- [Stated problem]
Look for the word "months" in the entries below, then copy every line that has it.

[Dataset rows about figures]
---*---
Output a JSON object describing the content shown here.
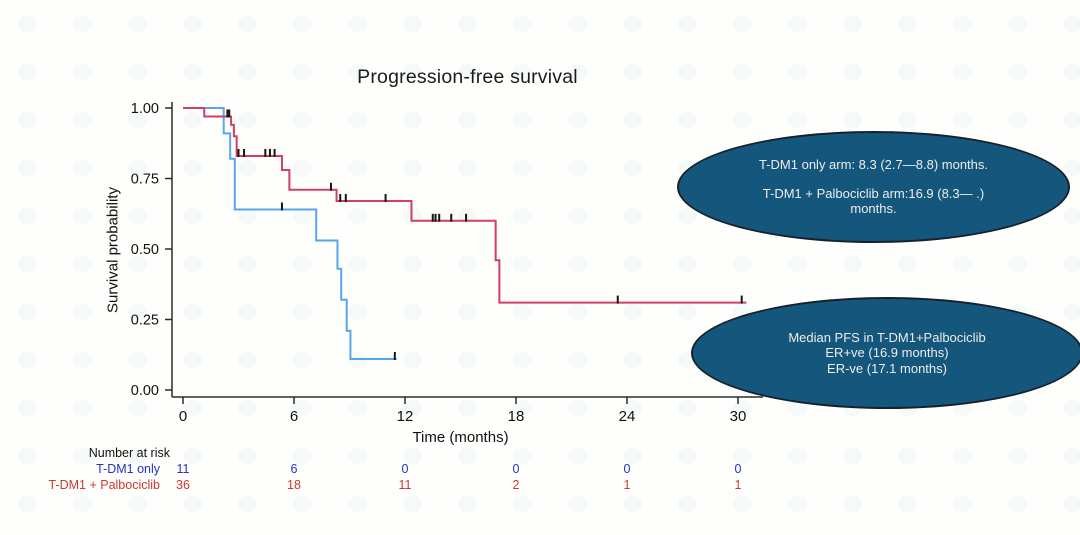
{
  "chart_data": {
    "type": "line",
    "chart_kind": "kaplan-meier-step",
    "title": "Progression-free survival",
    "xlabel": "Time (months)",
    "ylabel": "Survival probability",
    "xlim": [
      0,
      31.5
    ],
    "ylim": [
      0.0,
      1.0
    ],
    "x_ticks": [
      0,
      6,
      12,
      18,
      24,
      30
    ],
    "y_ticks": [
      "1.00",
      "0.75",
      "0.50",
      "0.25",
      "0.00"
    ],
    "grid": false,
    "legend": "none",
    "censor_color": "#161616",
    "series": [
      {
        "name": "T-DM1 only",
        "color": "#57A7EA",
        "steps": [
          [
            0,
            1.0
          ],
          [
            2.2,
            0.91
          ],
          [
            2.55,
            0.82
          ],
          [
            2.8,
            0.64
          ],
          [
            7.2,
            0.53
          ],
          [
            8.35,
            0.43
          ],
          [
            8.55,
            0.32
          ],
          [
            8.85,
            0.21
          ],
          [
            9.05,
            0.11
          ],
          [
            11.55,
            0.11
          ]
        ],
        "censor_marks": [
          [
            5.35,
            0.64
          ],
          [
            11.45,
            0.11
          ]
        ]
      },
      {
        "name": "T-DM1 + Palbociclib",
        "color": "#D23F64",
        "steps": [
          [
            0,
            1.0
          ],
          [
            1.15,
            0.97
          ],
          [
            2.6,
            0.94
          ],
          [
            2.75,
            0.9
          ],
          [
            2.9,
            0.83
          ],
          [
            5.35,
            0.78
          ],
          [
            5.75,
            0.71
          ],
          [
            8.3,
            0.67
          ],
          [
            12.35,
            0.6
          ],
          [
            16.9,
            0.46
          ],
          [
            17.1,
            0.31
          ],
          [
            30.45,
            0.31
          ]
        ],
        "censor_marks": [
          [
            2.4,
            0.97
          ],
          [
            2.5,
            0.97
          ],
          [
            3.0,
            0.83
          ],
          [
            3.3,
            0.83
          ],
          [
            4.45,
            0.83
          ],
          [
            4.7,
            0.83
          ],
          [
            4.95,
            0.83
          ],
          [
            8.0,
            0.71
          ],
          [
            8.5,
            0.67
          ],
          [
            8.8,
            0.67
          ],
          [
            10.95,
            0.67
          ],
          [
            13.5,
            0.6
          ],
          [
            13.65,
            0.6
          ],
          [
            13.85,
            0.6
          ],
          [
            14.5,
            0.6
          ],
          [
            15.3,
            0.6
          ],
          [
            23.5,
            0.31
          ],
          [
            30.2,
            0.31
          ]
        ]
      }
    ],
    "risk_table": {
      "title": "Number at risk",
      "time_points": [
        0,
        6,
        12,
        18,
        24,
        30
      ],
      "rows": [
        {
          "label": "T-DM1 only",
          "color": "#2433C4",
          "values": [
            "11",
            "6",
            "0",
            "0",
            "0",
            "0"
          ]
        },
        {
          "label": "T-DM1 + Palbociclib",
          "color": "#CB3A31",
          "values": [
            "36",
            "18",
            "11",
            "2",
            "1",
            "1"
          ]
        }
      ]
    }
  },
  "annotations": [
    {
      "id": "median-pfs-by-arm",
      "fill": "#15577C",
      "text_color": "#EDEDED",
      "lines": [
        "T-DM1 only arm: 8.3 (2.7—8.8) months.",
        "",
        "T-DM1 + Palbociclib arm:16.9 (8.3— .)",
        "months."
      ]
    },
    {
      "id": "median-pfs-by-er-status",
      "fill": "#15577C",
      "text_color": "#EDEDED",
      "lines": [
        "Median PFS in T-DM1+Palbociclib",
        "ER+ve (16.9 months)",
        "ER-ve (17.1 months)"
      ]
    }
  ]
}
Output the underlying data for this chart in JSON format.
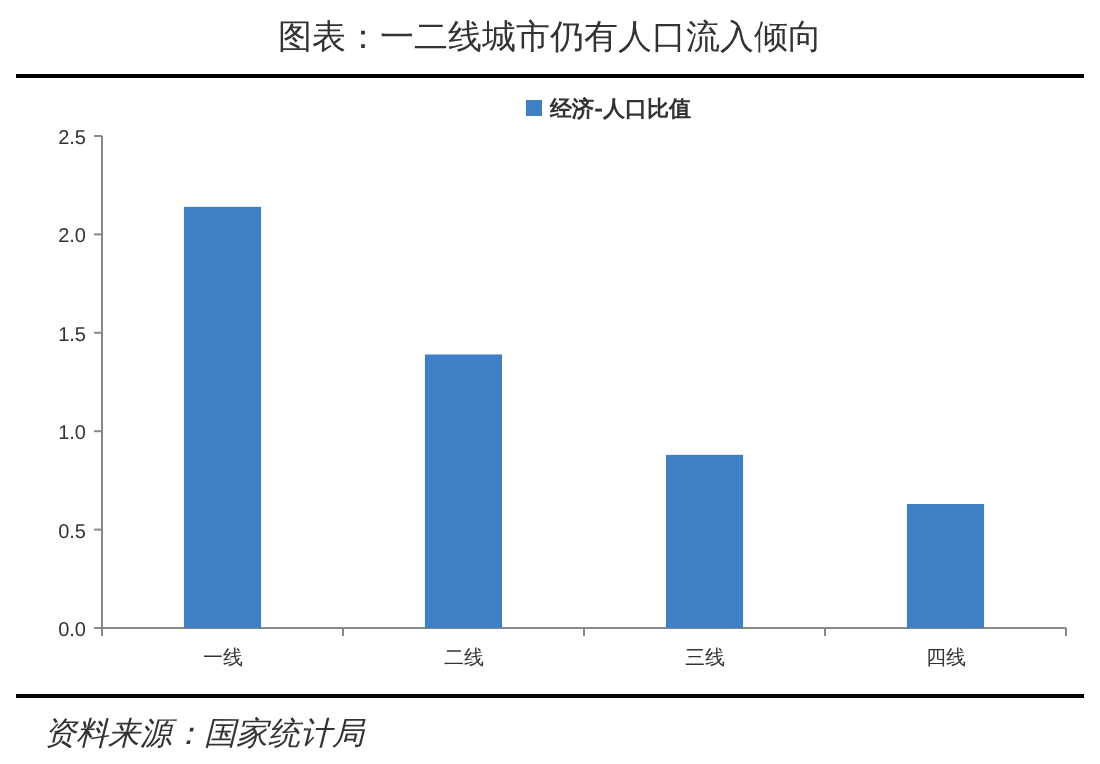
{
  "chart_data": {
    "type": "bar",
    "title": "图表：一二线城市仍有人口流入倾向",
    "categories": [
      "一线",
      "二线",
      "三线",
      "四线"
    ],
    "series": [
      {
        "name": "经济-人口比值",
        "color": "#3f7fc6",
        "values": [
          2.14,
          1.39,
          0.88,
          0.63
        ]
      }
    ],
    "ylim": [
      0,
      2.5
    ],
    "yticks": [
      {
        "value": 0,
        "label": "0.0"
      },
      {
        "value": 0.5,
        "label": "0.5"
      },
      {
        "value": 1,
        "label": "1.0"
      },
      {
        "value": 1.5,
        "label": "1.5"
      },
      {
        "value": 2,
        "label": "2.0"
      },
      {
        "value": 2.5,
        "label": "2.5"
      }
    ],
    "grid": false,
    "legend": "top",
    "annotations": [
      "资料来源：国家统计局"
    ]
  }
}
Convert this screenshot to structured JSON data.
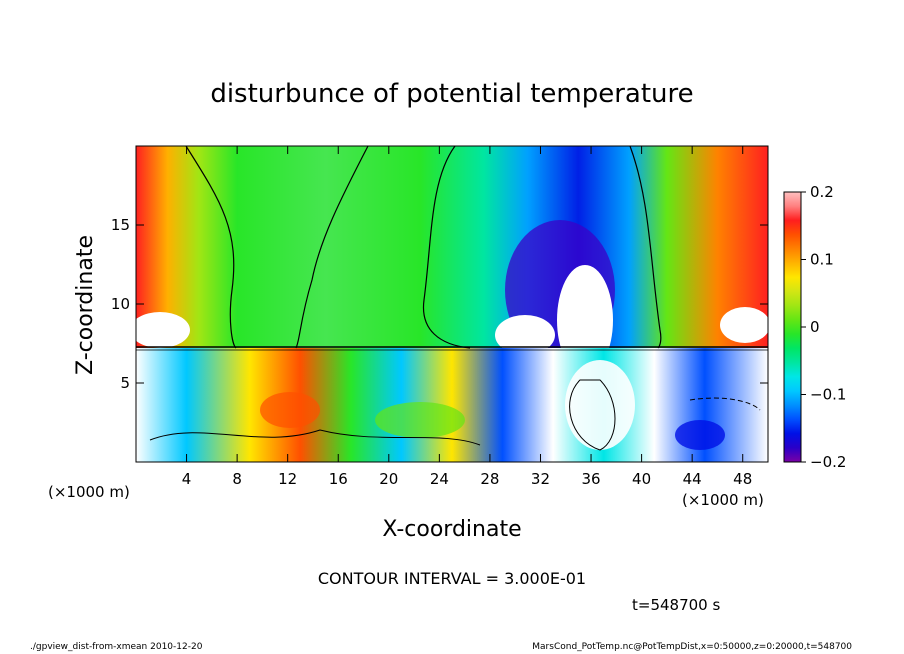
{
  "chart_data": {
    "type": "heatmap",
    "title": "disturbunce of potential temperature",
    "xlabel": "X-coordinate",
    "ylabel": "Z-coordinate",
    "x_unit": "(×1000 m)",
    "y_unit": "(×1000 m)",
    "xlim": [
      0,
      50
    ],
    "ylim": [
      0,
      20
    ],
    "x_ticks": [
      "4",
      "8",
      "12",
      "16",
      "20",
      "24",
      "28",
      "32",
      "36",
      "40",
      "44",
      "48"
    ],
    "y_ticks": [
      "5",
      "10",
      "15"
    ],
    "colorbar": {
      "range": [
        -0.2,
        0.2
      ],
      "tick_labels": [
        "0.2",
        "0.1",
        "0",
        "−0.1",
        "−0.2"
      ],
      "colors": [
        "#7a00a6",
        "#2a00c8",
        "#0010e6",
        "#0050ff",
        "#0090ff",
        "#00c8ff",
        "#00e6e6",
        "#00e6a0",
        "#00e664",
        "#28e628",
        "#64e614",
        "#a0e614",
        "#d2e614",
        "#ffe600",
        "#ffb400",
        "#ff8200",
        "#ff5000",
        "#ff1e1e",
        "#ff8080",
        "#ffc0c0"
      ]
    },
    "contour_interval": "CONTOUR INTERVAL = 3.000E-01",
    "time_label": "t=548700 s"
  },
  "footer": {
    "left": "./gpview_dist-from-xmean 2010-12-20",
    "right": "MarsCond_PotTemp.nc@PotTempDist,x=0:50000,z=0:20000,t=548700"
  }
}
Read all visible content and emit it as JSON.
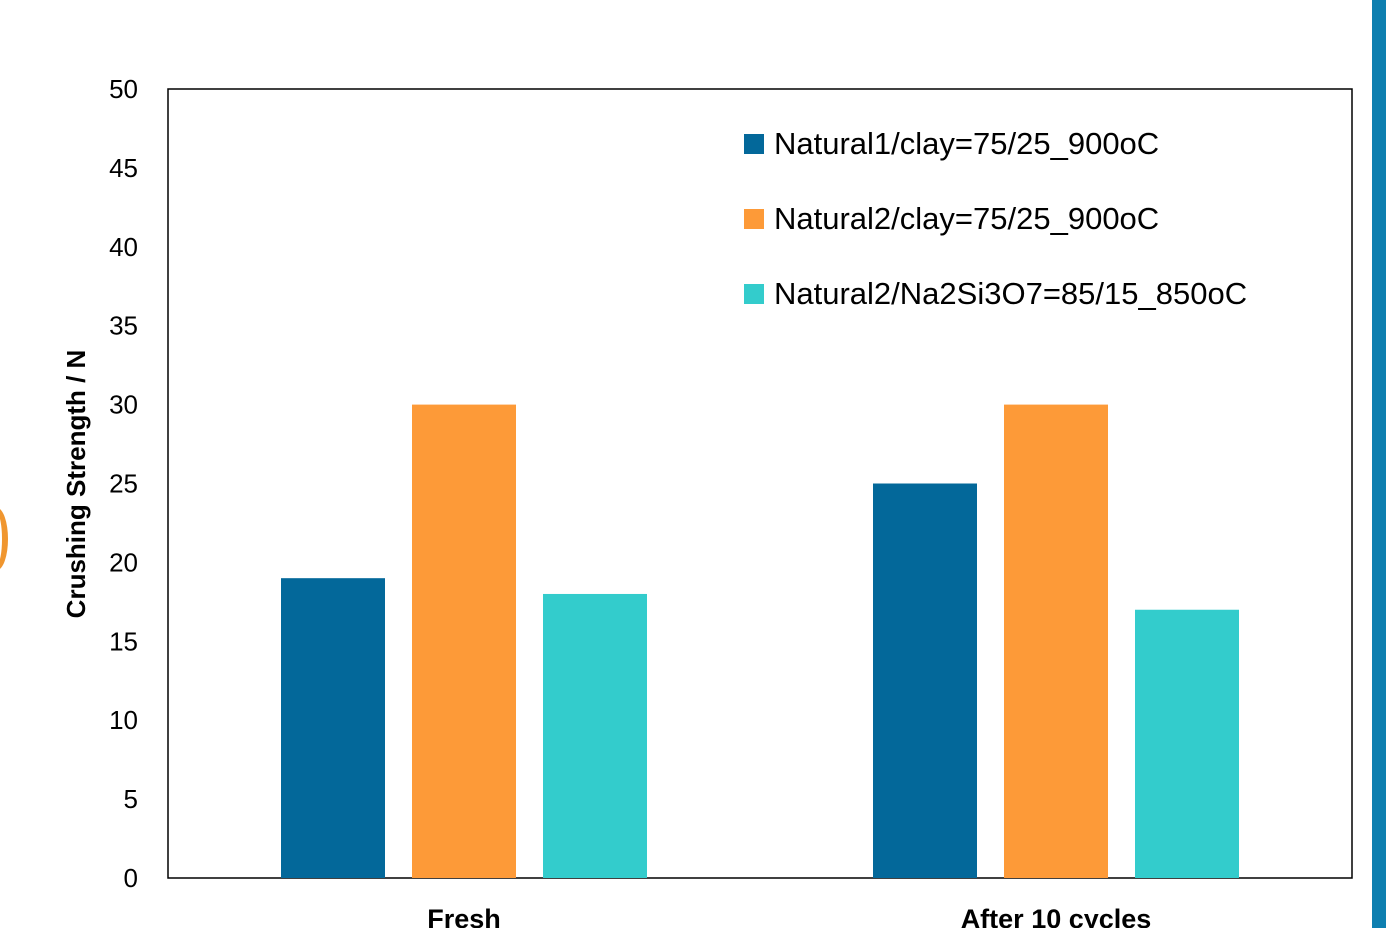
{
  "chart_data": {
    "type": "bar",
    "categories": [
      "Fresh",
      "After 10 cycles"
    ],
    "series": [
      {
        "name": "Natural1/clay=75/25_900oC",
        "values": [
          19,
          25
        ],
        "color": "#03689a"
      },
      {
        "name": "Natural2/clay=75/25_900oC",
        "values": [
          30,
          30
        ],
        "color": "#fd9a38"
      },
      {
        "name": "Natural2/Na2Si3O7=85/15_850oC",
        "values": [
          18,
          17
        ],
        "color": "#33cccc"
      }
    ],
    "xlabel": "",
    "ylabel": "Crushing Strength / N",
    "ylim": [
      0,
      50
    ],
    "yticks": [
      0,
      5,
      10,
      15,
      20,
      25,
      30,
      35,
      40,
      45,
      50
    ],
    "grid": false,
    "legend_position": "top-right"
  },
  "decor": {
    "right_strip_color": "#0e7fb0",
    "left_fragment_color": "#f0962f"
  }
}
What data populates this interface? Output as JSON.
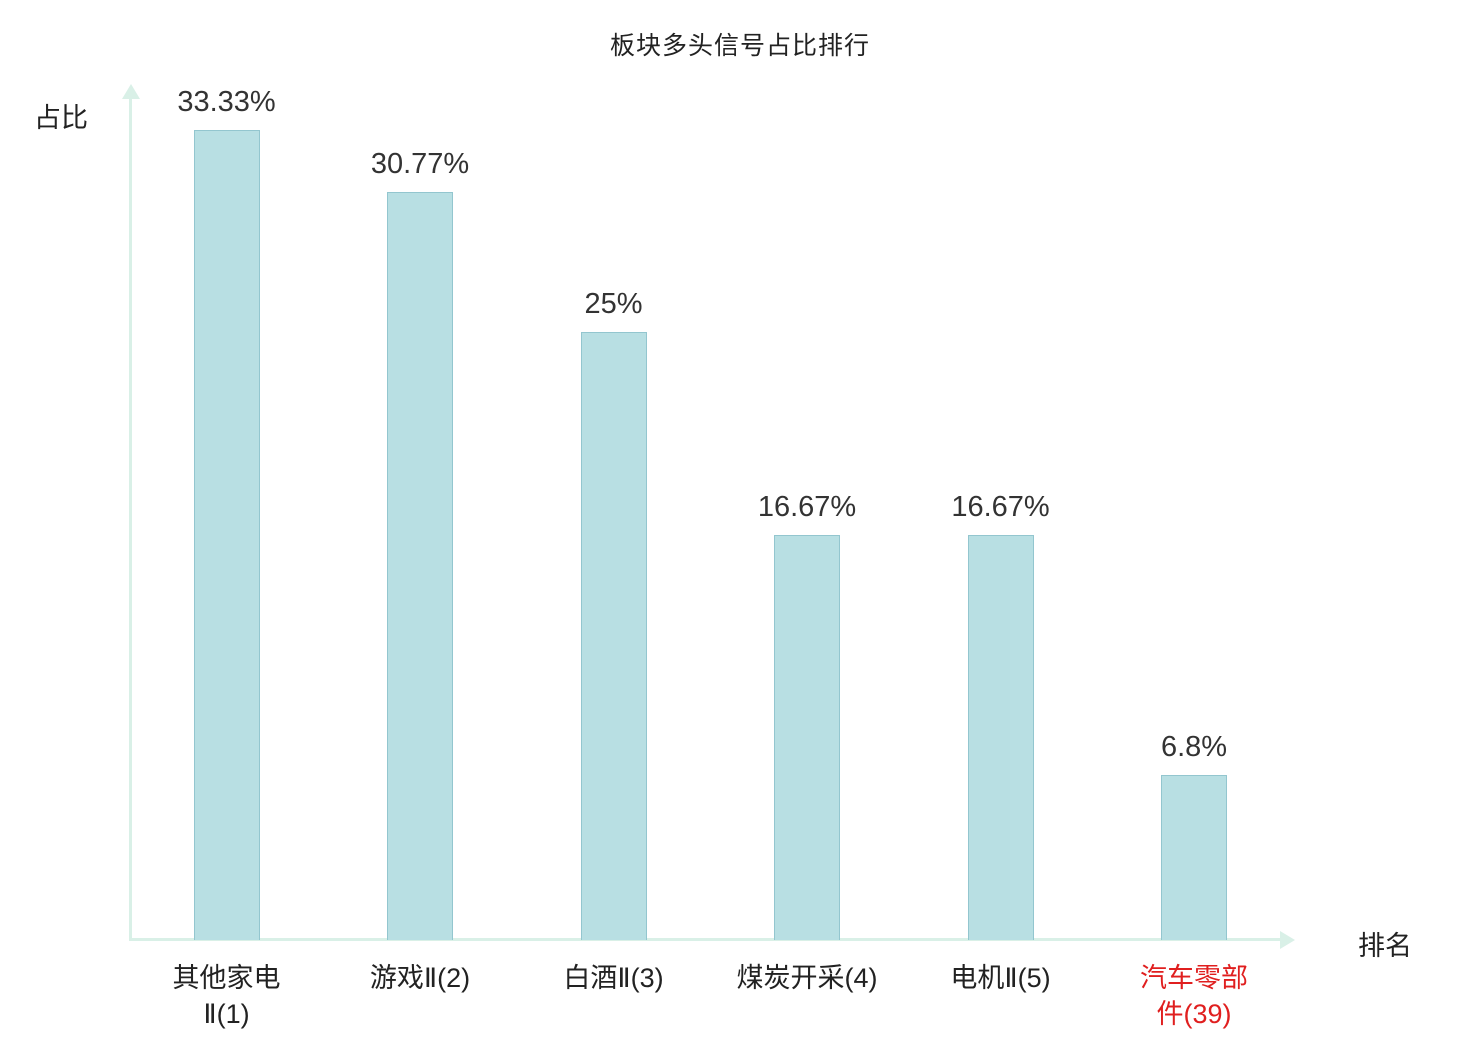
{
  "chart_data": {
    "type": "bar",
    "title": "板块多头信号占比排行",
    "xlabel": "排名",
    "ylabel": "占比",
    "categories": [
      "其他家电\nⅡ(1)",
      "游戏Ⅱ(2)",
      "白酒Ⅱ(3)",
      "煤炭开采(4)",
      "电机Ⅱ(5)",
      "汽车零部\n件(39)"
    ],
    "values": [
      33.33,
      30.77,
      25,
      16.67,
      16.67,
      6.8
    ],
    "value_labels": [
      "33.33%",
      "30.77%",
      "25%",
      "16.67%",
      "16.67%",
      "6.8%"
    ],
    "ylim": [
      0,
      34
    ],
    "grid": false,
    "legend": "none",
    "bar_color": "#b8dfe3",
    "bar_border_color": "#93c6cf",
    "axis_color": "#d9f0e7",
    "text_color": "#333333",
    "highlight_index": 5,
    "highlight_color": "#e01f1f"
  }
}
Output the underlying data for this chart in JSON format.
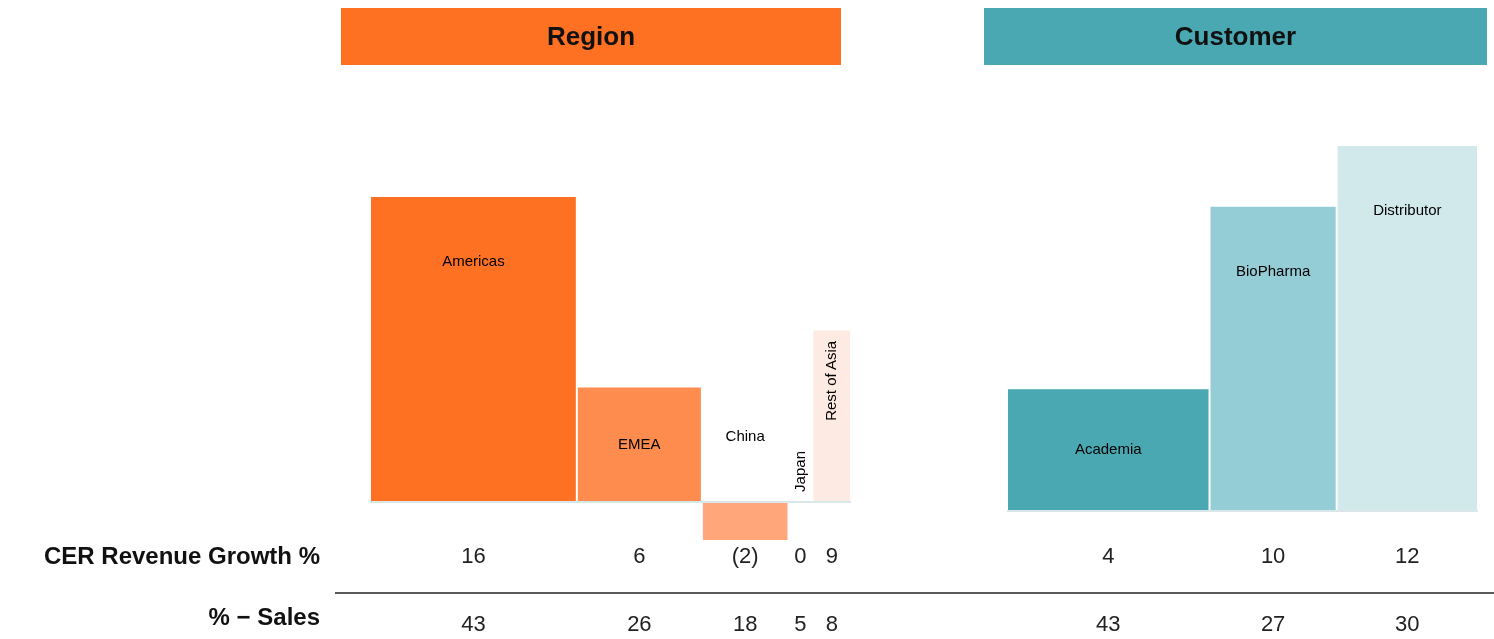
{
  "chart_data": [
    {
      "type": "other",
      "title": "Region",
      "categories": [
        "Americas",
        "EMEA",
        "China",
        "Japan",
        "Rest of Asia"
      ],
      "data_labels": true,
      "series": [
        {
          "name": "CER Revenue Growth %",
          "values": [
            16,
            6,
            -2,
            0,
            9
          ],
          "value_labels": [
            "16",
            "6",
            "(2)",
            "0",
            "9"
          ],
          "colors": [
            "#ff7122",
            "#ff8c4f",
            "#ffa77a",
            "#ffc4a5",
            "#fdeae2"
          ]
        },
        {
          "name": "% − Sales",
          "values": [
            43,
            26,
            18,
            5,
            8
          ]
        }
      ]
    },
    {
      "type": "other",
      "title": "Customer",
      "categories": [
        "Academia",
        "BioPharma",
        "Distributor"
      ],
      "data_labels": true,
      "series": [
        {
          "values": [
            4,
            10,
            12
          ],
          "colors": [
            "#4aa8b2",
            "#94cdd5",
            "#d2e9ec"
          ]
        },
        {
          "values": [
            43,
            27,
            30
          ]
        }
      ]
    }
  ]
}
---*---
- [Answer to the task]
    "xlabel": "Time (months)",
        "T-DM1 only arm: 8.3 (2.7—8.8) months.",
        "months."
        "ER+ve (16.9 months)",
        "ER-ve (17.1 months)"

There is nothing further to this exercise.